** Task material **
● ● ● ● ●

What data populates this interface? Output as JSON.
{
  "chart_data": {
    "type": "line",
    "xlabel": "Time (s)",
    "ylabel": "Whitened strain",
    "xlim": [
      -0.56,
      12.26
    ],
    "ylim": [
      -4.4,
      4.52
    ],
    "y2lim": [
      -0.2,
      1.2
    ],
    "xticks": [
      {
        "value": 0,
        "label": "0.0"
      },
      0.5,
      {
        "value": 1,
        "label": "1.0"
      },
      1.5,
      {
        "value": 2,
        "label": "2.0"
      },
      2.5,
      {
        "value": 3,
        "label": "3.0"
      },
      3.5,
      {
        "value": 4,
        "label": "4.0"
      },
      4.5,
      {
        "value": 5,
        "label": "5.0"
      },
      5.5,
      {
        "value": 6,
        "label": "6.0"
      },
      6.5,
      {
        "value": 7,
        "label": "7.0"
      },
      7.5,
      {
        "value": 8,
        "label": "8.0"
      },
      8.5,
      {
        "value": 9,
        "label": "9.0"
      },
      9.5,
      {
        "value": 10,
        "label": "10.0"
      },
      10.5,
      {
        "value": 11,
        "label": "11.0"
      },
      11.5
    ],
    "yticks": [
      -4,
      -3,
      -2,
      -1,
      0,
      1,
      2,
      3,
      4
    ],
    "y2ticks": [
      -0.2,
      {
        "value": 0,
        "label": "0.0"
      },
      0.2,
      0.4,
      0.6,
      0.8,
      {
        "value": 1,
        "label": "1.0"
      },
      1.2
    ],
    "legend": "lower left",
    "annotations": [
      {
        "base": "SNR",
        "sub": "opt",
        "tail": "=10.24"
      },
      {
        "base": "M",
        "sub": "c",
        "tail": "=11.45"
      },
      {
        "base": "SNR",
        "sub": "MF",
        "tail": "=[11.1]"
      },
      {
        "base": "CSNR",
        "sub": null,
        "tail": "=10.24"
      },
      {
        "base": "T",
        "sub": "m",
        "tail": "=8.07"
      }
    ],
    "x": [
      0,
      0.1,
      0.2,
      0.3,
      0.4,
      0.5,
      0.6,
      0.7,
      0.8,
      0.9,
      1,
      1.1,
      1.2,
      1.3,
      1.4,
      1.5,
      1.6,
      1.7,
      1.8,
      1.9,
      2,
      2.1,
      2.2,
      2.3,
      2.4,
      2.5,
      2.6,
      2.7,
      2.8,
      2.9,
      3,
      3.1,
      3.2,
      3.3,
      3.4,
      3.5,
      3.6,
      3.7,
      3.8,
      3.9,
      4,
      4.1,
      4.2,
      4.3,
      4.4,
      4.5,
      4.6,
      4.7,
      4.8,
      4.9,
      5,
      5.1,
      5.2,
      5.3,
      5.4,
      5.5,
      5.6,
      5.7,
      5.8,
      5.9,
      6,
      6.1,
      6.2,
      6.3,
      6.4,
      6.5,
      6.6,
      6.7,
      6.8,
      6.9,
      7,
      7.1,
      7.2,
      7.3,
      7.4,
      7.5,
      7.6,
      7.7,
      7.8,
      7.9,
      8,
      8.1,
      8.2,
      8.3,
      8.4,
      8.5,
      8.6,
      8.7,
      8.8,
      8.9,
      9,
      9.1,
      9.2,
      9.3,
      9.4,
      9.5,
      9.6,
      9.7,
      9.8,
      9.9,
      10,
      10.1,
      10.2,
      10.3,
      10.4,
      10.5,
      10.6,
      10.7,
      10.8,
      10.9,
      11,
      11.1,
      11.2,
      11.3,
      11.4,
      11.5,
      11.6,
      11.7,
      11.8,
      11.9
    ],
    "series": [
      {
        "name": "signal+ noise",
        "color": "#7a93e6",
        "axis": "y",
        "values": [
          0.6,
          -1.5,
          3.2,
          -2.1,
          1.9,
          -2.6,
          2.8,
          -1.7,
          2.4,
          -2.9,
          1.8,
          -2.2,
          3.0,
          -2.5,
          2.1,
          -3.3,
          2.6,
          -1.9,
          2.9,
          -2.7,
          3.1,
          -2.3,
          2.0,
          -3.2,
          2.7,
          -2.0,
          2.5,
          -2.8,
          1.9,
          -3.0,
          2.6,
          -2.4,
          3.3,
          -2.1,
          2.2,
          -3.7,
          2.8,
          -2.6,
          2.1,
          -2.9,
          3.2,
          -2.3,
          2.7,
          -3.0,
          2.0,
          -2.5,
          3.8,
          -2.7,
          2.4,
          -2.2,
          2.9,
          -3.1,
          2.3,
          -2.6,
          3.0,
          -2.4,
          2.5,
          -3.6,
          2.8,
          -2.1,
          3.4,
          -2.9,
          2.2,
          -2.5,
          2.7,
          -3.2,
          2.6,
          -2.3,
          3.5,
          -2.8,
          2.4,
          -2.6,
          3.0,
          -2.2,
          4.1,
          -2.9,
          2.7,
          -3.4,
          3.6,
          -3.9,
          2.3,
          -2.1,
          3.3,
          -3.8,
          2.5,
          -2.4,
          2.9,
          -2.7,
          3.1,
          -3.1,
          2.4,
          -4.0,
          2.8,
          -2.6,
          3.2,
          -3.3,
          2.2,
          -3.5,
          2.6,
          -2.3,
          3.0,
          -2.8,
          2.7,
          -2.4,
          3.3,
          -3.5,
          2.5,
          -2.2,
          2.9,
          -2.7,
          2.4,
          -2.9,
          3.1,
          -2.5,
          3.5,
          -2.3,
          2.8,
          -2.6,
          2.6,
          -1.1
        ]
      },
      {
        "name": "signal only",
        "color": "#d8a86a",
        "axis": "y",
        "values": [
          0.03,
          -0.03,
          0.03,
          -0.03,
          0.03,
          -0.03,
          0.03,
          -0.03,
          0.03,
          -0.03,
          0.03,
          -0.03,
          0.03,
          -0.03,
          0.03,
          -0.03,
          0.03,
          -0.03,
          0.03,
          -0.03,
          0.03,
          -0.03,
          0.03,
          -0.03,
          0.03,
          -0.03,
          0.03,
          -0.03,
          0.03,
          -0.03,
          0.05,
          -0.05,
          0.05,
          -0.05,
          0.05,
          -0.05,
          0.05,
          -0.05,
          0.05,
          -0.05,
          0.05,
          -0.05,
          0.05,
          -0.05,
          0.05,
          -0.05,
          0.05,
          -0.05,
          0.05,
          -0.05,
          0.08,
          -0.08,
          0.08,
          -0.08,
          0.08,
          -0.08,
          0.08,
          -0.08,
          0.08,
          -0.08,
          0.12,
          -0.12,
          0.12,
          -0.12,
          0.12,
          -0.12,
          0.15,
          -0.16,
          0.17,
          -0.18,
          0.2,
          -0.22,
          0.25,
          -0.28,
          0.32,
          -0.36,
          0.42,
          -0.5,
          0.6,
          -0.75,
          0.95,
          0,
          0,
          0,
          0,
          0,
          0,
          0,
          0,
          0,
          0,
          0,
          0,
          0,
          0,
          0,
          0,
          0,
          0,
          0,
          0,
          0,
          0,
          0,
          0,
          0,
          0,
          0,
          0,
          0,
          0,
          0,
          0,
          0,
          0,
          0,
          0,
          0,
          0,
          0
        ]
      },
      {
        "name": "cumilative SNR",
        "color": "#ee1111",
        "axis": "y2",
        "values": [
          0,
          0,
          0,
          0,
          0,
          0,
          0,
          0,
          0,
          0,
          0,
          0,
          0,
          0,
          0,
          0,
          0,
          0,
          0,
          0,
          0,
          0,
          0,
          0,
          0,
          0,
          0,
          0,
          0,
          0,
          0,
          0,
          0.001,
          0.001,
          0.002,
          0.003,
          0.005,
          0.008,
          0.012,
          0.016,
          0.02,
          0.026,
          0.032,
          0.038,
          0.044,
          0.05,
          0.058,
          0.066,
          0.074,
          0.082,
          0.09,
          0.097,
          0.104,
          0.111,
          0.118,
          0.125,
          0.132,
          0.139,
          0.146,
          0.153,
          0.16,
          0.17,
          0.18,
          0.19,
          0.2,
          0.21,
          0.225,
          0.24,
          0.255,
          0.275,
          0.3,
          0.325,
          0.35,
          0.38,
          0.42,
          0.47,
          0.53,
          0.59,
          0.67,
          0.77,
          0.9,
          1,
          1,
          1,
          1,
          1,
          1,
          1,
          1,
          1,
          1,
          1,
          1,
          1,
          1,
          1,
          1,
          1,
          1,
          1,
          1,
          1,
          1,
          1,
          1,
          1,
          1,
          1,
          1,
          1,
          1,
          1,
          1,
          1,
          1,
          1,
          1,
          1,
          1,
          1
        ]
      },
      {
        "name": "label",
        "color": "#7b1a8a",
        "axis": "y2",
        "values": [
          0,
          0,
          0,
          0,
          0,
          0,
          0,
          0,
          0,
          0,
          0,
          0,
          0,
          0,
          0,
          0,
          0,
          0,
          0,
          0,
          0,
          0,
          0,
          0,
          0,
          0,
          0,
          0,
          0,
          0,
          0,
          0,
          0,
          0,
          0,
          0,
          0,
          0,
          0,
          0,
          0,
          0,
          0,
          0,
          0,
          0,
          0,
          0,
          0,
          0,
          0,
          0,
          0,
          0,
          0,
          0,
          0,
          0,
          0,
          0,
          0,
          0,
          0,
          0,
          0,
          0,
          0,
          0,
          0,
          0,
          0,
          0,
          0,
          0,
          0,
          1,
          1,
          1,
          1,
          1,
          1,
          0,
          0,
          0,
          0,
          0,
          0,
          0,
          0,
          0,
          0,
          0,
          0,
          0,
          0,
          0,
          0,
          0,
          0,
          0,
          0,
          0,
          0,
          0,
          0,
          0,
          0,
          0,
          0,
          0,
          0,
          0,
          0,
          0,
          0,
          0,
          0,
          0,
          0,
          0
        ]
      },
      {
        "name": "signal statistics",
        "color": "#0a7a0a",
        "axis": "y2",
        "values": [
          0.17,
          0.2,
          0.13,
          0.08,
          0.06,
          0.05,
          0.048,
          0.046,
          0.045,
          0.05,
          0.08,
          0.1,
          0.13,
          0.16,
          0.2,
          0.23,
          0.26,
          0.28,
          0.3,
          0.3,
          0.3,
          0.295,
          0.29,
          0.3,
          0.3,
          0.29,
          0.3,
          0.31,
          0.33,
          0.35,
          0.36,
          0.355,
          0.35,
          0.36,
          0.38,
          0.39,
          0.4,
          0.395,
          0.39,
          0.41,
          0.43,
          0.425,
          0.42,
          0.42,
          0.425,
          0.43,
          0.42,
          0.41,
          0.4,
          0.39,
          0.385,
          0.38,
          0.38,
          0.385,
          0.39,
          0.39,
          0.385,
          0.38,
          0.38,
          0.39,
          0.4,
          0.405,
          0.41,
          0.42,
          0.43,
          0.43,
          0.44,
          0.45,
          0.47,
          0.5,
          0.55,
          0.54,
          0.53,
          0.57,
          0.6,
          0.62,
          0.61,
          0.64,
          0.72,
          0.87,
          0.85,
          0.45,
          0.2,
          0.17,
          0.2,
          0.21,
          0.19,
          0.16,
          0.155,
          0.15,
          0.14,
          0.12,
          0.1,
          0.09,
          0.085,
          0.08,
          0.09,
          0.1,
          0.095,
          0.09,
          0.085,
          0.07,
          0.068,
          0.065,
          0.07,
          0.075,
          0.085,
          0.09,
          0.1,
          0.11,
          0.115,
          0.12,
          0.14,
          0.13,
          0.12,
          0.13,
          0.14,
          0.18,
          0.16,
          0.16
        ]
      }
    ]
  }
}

● ● ● ● ●

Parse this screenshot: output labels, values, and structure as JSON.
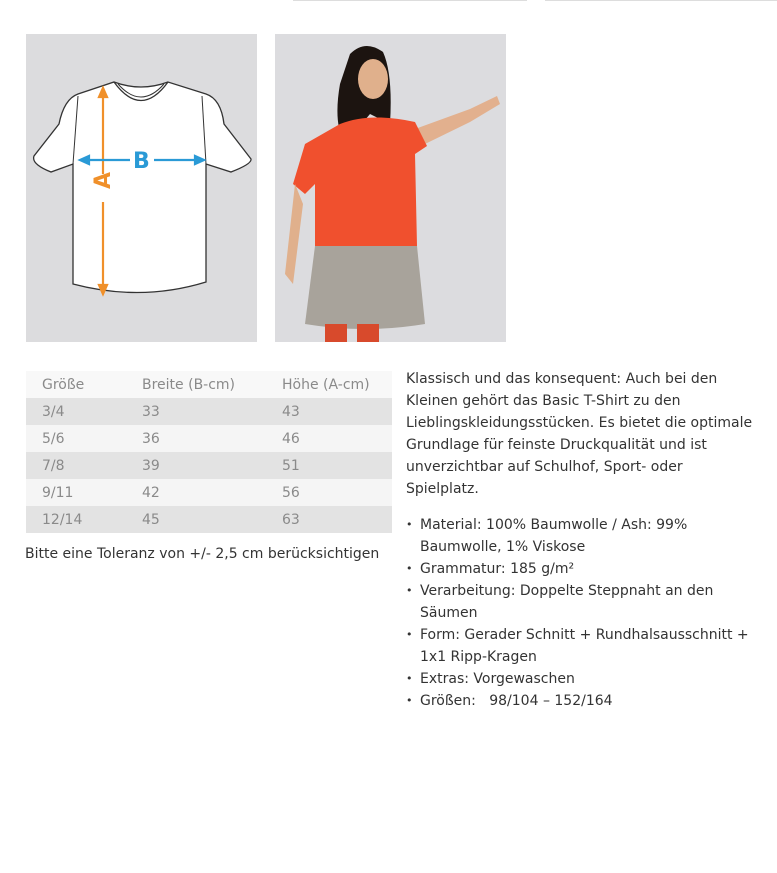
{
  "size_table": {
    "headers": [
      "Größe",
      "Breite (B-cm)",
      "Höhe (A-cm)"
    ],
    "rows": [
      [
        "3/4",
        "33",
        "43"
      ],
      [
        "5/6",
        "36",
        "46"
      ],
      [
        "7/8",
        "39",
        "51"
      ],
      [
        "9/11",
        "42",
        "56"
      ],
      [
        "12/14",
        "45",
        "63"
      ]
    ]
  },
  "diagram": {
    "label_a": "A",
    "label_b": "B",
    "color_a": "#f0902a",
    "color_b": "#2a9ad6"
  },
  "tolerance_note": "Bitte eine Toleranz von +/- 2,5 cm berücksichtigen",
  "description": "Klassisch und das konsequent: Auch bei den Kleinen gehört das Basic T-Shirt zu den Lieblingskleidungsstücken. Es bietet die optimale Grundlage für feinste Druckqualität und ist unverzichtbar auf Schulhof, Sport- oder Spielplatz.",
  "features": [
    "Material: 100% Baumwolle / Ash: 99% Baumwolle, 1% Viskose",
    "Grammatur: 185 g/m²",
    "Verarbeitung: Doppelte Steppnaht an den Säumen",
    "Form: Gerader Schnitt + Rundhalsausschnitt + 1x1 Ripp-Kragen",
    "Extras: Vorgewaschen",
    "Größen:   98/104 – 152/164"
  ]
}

● ● ● ● ●

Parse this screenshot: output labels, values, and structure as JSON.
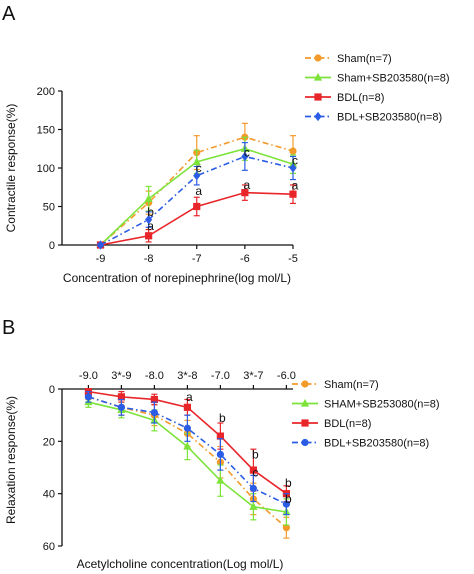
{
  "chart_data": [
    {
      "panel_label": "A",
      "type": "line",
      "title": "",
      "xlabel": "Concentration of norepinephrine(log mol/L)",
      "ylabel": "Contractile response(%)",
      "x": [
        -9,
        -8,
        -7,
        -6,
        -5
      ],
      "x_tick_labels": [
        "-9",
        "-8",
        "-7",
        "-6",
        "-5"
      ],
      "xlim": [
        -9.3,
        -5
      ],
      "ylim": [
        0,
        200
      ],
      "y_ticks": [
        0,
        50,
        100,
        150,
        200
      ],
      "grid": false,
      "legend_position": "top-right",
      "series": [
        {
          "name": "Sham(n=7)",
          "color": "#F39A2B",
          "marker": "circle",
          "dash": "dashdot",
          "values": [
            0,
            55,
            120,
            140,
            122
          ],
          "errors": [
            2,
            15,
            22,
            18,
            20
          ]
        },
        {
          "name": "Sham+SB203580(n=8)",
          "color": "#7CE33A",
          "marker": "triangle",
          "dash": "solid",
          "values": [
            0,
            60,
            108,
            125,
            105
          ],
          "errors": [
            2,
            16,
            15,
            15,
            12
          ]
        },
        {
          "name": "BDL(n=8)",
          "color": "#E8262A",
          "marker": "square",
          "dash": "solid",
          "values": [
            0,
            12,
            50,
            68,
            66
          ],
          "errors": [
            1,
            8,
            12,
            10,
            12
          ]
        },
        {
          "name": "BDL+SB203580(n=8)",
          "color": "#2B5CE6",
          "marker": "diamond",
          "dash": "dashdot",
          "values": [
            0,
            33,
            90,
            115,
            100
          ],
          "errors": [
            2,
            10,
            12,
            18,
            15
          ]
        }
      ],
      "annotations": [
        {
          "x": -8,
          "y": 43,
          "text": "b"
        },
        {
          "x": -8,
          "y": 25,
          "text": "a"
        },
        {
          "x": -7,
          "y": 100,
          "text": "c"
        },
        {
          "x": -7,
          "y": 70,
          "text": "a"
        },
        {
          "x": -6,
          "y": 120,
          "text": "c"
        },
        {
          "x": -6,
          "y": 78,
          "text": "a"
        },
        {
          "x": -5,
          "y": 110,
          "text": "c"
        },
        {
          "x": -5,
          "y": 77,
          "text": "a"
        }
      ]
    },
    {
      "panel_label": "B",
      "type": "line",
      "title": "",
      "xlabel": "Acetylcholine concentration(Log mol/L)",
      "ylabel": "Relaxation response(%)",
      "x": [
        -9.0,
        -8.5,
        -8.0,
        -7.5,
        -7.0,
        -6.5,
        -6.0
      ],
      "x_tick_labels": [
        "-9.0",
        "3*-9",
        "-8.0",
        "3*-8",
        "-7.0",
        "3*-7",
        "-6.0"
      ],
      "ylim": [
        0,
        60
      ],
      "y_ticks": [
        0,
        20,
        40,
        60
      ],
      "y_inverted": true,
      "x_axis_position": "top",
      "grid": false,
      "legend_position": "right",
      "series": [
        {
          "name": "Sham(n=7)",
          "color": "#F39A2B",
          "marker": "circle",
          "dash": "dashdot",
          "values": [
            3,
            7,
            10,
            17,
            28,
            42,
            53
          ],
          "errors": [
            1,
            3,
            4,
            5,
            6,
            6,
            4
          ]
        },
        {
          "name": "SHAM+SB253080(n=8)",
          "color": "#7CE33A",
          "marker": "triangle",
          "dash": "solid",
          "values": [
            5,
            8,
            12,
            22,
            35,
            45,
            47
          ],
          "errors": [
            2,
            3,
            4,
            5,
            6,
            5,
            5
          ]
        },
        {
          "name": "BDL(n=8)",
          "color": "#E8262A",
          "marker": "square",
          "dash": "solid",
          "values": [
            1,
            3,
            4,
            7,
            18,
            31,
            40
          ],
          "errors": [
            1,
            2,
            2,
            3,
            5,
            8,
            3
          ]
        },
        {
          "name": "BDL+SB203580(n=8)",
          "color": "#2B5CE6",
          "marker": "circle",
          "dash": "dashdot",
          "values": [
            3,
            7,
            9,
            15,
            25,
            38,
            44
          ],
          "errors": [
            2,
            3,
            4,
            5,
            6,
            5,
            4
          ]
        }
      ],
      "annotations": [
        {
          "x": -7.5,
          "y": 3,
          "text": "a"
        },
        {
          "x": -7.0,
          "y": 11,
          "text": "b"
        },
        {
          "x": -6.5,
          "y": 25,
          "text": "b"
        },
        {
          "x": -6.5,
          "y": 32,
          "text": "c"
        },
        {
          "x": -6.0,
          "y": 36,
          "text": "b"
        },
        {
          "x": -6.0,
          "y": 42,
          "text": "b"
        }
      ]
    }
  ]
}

● ● ● ● ●

** Task statement **
How many lines in the entries contain the string "ylabel"? Answer with the number only.

** Response to the exercise **
3